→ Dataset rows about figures
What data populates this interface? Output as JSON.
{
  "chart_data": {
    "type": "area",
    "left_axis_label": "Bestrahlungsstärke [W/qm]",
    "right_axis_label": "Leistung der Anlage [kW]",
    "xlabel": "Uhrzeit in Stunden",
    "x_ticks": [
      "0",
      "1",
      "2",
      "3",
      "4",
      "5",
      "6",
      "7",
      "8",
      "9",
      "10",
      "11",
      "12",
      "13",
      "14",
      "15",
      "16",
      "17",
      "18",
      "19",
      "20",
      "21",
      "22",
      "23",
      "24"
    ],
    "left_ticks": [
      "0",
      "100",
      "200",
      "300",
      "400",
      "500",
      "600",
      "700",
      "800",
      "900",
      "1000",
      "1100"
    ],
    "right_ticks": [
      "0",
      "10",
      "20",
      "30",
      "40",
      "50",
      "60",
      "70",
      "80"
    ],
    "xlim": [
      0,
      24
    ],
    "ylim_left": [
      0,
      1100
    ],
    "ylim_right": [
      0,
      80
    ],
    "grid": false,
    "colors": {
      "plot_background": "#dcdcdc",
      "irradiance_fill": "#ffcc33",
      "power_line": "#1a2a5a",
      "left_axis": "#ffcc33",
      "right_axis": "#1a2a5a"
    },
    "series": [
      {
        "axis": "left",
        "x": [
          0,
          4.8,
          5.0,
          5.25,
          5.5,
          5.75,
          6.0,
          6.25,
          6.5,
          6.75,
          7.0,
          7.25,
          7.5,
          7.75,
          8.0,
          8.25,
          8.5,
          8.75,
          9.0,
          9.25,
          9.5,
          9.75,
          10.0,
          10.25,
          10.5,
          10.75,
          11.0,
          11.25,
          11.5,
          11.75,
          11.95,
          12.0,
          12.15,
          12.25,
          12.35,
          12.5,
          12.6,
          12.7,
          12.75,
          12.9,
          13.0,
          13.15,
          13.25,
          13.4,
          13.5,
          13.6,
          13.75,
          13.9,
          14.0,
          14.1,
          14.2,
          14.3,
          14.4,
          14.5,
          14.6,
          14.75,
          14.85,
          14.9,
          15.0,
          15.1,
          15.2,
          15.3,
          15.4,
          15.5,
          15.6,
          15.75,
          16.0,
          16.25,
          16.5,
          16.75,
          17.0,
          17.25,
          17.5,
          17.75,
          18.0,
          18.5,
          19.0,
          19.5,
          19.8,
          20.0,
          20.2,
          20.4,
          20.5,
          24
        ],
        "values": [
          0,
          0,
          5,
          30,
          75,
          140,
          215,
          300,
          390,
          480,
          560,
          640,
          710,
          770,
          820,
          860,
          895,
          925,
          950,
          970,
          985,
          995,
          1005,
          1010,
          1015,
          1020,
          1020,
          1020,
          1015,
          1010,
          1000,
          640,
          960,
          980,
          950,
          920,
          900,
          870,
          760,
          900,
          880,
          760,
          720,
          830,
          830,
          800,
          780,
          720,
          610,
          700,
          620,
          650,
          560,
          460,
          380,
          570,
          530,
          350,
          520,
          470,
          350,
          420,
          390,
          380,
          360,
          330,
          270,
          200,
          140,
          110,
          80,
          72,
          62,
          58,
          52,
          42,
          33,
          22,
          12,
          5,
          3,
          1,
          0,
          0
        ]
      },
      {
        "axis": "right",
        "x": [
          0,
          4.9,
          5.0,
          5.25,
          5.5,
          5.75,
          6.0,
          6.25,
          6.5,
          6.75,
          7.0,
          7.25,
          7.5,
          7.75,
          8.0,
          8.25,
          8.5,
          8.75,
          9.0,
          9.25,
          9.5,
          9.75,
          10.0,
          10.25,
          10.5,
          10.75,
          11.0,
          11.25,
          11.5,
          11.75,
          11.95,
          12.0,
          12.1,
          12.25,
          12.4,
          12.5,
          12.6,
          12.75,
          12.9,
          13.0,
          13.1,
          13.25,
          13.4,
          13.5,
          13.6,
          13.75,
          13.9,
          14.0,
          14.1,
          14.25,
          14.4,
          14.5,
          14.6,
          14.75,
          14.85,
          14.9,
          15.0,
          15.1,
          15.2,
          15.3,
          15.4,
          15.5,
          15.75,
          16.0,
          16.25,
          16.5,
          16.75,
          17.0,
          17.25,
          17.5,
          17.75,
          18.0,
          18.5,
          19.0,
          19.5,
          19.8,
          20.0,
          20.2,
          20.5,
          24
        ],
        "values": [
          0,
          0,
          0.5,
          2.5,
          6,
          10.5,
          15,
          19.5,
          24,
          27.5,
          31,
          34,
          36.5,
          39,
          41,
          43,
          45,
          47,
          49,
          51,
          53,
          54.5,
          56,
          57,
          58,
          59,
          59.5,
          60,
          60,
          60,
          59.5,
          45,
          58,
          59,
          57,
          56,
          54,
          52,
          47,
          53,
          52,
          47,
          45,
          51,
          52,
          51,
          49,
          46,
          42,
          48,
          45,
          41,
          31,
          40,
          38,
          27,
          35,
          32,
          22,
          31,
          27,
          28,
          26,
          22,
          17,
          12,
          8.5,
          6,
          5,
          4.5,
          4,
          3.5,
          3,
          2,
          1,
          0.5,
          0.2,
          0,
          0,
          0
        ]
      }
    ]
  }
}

→ Prompt
Write out every line from the records above, word for word.

→ Solved problem
What data populates this interface? Output as JSON.
{
  "chart_data": {
    "type": "area",
    "left_axis_label": "Bestrahlungsstärke [W/qm]",
    "right_axis_label": "Leistung der Anlage [kW]",
    "xlabel": "Uhrzeit in Stunden",
    "x_ticks": [
      "0",
      "1",
      "2",
      "3",
      "4",
      "5",
      "6",
      "7",
      "8",
      "9",
      "10",
      "11",
      "12",
      "13",
      "14",
      "15",
      "16",
      "17",
      "18",
      "19",
      "20",
      "21",
      "22",
      "23",
      "24"
    ],
    "left_ticks": [
      "0",
      "100",
      "200",
      "300",
      "400",
      "500",
      "600",
      "700",
      "800",
      "900",
      "1000",
      "1100"
    ],
    "right_ticks": [
      "0",
      "10",
      "20",
      "30",
      "40",
      "50",
      "60",
      "70",
      "80"
    ],
    "xlim": [
      0,
      24
    ],
    "ylim_left": [
      0,
      1100
    ],
    "ylim_right": [
      0,
      80
    ],
    "grid": false,
    "colors": {
      "plot_background": "#dcdcdc",
      "irradiance_fill": "#ffcc33",
      "power_line": "#1a2a5a",
      "left_axis": "#ffcc33",
      "right_axis": "#1a2a5a"
    },
    "series": [
      {
        "axis": "left",
        "x": [
          0,
          4.8,
          5.0,
          5.25,
          5.5,
          5.75,
          6.0,
          6.25,
          6.5,
          6.75,
          7.0,
          7.25,
          7.5,
          7.75,
          8.0,
          8.25,
          8.5,
          8.75,
          9.0,
          9.25,
          9.5,
          9.75,
          10.0,
          10.25,
          10.5,
          10.75,
          11.0,
          11.25,
          11.5,
          11.75,
          11.95,
          12.0,
          12.15,
          12.25,
          12.35,
          12.5,
          12.6,
          12.7,
          12.75,
          12.9,
          13.0,
          13.15,
          13.25,
          13.4,
          13.5,
          13.6,
          13.75,
          13.9,
          14.0,
          14.1,
          14.2,
          14.3,
          14.4,
          14.5,
          14.6,
          14.75,
          14.85,
          14.9,
          15.0,
          15.1,
          15.2,
          15.3,
          15.4,
          15.5,
          15.6,
          15.75,
          16.0,
          16.25,
          16.5,
          16.75,
          17.0,
          17.25,
          17.5,
          17.75,
          18.0,
          18.5,
          19.0,
          19.5,
          19.8,
          20.0,
          20.2,
          20.4,
          20.5,
          24
        ],
        "values": [
          0,
          0,
          5,
          30,
          75,
          140,
          215,
          300,
          390,
          480,
          560,
          640,
          710,
          770,
          820,
          860,
          895,
          925,
          950,
          970,
          985,
          995,
          1005,
          1010,
          1015,
          1020,
          1020,
          1020,
          1015,
          1010,
          1000,
          640,
          960,
          980,
          950,
          920,
          900,
          870,
          760,
          900,
          880,
          760,
          720,
          830,
          830,
          800,
          780,
          720,
          610,
          700,
          620,
          650,
          560,
          460,
          380,
          570,
          530,
          350,
          520,
          470,
          350,
          420,
          390,
          380,
          360,
          330,
          270,
          200,
          140,
          110,
          80,
          72,
          62,
          58,
          52,
          42,
          33,
          22,
          12,
          5,
          3,
          1,
          0,
          0
        ]
      },
      {
        "axis": "right",
        "x": [
          0,
          4.9,
          5.0,
          5.25,
          5.5,
          5.75,
          6.0,
          6.25,
          6.5,
          6.75,
          7.0,
          7.25,
          7.5,
          7.75,
          8.0,
          8.25,
          8.5,
          8.75,
          9.0,
          9.25,
          9.5,
          9.75,
          10.0,
          10.25,
          10.5,
          10.75,
          11.0,
          11.25,
          11.5,
          11.75,
          11.95,
          12.0,
          12.1,
          12.25,
          12.4,
          12.5,
          12.6,
          12.75,
          12.9,
          13.0,
          13.1,
          13.25,
          13.4,
          13.5,
          13.6,
          13.75,
          13.9,
          14.0,
          14.1,
          14.25,
          14.4,
          14.5,
          14.6,
          14.75,
          14.85,
          14.9,
          15.0,
          15.1,
          15.2,
          15.3,
          15.4,
          15.5,
          15.75,
          16.0,
          16.25,
          16.5,
          16.75,
          17.0,
          17.25,
          17.5,
          17.75,
          18.0,
          18.5,
          19.0,
          19.5,
          19.8,
          20.0,
          20.2,
          20.5,
          24
        ],
        "values": [
          0,
          0,
          0.5,
          2.5,
          6,
          10.5,
          15,
          19.5,
          24,
          27.5,
          31,
          34,
          36.5,
          39,
          41,
          43,
          45,
          47,
          49,
          51,
          53,
          54.5,
          56,
          57,
          58,
          59,
          59.5,
          60,
          60,
          60,
          59.5,
          45,
          58,
          59,
          57,
          56,
          54,
          52,
          47,
          53,
          52,
          47,
          45,
          51,
          52,
          51,
          49,
          46,
          42,
          48,
          45,
          41,
          31,
          40,
          38,
          27,
          35,
          32,
          22,
          31,
          27,
          28,
          26,
          22,
          17,
          12,
          8.5,
          6,
          5,
          4.5,
          4,
          3.5,
          3,
          2,
          1,
          0.5,
          0.2,
          0,
          0,
          0
        ]
      }
    ]
  }
}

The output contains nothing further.